_Work instructions_:
Lines containing the string "type" are to be collected in full.

(Records about charts and figures)
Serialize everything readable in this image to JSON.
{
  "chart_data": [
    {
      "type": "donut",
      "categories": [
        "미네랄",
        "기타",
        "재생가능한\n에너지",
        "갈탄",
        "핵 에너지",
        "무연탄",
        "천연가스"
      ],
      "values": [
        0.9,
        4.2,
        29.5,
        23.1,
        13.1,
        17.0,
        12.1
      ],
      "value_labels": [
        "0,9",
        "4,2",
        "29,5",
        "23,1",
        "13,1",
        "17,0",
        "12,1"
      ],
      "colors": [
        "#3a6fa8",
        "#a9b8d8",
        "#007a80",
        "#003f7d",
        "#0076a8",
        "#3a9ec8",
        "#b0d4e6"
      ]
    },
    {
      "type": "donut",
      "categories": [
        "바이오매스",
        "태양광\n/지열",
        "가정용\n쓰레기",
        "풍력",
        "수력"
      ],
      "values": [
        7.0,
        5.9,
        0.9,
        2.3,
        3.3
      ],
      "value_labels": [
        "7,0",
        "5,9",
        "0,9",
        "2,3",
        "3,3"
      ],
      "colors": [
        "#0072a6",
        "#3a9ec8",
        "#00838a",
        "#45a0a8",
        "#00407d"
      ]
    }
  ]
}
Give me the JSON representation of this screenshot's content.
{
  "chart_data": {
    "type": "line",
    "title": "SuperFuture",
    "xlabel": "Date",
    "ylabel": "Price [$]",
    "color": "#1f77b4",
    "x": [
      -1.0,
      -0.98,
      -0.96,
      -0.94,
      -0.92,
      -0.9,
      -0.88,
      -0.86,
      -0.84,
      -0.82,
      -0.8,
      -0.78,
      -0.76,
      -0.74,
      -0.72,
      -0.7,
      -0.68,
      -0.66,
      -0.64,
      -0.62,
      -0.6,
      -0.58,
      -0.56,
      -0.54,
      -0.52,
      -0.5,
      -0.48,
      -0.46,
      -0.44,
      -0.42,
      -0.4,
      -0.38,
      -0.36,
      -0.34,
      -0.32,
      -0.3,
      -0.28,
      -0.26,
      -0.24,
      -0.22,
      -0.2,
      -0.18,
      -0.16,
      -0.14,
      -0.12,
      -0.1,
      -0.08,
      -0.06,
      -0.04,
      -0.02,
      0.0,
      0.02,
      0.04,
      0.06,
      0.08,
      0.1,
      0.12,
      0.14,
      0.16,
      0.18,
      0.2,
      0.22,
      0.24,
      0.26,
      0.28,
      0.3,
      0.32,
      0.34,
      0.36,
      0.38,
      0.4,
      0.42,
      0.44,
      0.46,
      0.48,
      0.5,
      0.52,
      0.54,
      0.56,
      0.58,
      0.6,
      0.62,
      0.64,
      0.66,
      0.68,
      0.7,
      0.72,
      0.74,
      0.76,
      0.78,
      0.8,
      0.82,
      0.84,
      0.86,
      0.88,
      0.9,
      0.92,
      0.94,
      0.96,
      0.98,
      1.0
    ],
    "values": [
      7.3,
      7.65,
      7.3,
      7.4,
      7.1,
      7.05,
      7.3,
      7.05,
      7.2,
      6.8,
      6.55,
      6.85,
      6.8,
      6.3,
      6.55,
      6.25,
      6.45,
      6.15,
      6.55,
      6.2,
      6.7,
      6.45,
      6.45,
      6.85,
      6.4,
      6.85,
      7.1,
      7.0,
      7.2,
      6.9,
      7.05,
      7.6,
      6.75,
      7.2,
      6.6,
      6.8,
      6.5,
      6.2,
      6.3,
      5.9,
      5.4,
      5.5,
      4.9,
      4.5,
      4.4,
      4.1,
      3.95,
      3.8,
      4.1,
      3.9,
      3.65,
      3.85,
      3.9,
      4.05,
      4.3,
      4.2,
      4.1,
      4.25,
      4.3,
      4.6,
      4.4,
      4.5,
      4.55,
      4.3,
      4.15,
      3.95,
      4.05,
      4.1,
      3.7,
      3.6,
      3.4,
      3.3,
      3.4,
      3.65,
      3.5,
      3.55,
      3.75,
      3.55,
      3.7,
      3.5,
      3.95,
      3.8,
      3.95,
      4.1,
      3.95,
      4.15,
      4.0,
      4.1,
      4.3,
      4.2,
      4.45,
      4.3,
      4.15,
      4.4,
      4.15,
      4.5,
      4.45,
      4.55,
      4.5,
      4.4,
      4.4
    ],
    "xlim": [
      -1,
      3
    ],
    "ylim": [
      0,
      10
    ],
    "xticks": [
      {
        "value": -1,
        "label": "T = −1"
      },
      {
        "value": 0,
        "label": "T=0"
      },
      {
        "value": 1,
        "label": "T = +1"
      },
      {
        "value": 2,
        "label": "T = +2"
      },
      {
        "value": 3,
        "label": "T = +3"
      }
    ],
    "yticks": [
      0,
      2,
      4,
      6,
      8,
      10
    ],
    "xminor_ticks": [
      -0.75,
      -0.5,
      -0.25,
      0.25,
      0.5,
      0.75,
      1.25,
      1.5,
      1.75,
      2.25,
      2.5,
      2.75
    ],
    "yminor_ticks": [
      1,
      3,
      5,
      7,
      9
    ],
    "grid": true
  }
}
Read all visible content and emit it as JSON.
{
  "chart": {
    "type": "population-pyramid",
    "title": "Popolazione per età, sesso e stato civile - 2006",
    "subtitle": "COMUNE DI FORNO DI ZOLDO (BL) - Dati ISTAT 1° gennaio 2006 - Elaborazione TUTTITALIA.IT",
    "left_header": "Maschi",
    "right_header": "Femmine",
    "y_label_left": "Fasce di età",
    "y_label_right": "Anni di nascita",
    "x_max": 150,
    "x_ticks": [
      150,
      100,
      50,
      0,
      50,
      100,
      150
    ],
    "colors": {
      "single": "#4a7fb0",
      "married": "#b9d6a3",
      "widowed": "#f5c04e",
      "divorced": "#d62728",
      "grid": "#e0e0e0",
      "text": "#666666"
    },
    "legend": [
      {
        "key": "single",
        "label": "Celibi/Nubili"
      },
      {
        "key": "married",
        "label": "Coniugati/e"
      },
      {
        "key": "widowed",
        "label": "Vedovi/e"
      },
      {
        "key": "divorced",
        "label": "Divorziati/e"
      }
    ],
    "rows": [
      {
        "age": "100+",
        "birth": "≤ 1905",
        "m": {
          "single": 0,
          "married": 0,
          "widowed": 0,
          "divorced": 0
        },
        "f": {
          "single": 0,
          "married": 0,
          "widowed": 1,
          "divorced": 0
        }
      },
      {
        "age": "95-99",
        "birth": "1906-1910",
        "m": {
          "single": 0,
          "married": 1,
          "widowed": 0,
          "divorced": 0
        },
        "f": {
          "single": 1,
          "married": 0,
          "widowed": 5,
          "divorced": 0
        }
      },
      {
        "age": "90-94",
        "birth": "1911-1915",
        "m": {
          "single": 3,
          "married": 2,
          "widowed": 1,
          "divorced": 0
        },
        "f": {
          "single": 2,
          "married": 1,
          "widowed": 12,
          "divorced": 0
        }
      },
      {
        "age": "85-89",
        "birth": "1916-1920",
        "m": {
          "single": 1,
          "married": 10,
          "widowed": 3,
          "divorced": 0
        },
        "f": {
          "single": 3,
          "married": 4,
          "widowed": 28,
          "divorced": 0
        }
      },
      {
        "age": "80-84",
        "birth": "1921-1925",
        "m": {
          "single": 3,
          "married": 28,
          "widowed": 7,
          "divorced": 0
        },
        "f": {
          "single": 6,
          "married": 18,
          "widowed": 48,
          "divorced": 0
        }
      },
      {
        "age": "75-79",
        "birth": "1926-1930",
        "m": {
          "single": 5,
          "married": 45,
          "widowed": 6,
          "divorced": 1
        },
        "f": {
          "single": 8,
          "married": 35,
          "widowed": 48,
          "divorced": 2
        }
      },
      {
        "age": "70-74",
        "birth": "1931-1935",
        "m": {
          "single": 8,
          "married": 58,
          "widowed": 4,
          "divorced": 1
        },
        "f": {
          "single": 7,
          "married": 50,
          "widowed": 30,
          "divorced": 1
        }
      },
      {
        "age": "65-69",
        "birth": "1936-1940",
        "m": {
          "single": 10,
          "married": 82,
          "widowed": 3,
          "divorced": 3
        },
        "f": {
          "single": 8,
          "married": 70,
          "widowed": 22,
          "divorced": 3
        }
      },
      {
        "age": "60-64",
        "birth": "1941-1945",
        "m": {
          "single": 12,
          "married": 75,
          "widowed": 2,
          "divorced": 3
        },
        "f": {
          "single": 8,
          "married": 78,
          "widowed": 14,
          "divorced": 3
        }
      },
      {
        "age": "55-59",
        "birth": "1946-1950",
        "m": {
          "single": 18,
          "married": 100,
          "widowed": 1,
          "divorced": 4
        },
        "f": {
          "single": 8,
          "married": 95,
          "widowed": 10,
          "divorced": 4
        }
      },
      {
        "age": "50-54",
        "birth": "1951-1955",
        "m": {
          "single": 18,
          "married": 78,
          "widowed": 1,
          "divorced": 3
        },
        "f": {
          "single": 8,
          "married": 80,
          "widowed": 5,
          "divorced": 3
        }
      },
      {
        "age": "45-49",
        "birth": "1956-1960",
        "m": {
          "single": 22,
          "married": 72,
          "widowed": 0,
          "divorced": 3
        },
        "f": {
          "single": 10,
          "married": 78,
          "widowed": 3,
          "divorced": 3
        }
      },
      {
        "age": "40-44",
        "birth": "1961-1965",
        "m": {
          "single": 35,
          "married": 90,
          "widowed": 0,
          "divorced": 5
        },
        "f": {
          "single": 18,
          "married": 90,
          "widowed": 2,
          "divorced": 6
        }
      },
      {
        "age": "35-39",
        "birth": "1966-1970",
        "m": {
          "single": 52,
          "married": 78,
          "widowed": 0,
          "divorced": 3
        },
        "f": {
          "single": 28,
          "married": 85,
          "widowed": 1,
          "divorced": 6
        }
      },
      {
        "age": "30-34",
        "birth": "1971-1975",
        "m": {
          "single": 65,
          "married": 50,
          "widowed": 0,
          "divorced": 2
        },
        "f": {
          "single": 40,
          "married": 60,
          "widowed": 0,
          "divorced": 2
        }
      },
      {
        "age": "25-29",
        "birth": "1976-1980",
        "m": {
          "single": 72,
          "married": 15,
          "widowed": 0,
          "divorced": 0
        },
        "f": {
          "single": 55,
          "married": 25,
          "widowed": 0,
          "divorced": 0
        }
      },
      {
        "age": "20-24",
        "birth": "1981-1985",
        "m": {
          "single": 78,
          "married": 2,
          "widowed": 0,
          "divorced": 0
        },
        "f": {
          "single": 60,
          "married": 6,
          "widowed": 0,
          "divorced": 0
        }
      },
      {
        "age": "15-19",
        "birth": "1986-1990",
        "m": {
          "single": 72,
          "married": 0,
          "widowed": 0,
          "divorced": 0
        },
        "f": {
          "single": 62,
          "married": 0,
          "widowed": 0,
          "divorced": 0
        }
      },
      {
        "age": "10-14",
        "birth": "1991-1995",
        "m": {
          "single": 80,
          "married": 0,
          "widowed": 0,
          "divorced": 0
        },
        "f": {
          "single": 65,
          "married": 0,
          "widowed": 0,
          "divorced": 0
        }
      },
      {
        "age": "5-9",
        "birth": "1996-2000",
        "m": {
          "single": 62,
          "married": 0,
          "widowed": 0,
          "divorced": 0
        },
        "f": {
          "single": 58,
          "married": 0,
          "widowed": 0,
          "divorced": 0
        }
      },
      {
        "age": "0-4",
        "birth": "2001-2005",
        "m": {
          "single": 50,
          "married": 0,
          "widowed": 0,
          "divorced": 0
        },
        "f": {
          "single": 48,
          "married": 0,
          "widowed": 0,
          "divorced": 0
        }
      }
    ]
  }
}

_Correct response_:
      "type": "donut",
      "type": "donut",
    "type": "line",
    "type": "population-pyramid",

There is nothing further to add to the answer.